# [Objective]
From the material below, list every line containing "REGISTREERITUD".

══ Data to process ══

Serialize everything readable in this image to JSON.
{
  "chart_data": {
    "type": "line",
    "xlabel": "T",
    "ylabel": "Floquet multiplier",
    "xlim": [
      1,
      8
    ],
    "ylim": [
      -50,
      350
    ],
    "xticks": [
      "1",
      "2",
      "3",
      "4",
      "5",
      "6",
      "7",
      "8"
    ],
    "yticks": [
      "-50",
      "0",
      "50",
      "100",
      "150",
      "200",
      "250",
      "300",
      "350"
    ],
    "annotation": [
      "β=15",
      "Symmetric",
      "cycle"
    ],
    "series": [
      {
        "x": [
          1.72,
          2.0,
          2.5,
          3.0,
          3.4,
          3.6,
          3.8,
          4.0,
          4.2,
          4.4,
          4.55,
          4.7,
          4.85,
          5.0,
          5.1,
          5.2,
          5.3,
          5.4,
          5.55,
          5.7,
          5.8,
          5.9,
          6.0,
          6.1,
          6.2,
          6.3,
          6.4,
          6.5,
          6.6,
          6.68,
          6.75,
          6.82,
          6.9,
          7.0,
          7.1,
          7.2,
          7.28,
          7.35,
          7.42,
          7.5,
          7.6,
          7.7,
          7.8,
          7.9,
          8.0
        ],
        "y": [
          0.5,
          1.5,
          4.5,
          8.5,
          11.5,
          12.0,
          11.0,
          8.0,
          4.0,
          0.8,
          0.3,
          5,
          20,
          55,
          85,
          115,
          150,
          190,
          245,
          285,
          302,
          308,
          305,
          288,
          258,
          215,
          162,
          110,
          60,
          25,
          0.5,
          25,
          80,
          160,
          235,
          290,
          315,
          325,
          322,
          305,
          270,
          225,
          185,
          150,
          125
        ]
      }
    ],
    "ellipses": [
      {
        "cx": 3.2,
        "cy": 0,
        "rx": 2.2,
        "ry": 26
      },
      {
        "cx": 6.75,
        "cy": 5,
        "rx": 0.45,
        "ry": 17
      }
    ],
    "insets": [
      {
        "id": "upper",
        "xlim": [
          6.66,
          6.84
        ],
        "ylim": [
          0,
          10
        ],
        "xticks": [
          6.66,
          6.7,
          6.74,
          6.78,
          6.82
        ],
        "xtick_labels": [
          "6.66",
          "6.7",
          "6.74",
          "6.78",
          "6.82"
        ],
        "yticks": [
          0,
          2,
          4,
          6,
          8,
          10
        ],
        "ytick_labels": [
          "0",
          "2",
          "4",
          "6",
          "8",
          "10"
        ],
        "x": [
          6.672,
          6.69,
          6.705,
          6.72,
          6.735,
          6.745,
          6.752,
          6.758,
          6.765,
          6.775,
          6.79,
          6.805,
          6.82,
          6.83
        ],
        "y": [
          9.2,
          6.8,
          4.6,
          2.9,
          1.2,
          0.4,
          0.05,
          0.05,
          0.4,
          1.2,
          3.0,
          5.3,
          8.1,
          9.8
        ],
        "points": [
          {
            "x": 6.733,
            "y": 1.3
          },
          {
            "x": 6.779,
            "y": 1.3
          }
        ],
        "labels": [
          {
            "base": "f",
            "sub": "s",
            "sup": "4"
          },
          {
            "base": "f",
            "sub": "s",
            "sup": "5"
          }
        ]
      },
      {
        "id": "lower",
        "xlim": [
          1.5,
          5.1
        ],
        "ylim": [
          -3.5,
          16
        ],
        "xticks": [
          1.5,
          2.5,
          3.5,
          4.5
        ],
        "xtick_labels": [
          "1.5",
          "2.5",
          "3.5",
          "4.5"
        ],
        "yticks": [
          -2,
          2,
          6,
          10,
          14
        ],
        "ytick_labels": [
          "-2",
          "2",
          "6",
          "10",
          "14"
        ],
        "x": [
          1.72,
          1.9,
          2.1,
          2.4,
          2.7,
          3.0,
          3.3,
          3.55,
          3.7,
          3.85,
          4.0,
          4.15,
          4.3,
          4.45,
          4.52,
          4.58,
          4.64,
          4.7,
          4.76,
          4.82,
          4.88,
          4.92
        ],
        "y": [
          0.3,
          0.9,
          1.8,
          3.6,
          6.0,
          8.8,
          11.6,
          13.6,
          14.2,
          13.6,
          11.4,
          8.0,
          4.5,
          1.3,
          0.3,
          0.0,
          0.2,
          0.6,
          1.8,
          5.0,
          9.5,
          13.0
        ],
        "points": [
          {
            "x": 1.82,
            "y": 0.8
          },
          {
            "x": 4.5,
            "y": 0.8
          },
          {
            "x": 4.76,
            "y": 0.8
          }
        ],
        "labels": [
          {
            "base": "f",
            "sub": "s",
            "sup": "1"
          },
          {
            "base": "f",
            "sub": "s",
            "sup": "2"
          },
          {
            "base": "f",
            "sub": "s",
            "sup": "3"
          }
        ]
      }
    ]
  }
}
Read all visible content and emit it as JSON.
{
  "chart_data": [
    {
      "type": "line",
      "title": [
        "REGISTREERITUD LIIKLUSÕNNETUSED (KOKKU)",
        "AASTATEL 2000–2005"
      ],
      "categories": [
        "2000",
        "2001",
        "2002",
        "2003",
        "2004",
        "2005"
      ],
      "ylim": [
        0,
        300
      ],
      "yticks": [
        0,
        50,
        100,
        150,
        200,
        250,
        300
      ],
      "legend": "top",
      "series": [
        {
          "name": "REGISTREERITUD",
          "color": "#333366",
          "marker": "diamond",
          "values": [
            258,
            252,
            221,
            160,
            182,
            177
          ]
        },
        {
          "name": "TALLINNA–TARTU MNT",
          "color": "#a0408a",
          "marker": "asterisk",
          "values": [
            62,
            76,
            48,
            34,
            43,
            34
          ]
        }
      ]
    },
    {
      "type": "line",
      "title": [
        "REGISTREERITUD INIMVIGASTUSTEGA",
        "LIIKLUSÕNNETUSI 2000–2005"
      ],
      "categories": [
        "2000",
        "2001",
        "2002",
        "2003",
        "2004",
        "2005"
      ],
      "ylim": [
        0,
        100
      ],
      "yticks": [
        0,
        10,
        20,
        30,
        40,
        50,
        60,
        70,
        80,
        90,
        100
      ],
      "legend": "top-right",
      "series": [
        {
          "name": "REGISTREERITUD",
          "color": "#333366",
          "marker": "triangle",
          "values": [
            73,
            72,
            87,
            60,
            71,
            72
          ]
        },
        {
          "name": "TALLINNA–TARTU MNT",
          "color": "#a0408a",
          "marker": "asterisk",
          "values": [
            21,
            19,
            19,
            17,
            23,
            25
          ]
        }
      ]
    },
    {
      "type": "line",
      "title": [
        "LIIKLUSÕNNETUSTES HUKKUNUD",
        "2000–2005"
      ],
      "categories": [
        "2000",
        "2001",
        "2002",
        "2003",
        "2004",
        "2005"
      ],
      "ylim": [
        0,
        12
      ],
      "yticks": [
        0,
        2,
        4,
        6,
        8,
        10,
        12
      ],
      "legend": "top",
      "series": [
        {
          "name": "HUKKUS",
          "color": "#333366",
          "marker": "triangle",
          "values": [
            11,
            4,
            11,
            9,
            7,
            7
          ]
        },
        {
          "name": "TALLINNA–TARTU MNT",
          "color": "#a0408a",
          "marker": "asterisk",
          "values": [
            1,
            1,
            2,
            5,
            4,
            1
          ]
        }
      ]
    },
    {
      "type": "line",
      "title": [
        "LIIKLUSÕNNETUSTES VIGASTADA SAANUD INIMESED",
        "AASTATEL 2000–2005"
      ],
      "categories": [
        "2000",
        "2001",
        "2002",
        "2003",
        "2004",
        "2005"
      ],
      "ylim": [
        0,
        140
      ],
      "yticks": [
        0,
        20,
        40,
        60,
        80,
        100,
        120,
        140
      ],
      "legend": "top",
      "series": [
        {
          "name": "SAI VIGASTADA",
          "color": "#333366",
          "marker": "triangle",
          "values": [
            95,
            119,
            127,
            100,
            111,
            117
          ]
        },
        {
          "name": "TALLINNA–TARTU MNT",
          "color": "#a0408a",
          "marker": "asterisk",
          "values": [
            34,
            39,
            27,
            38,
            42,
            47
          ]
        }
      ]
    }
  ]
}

═══

# [Complete output]
        "REGISTREERITUD LIIKLUSÕNNETUSED (KOKKU)",
          "name": "REGISTREERITUD",
        "REGISTREERITUD INIMVIGASTUSTEGA",
          "name": "REGISTREERITUD",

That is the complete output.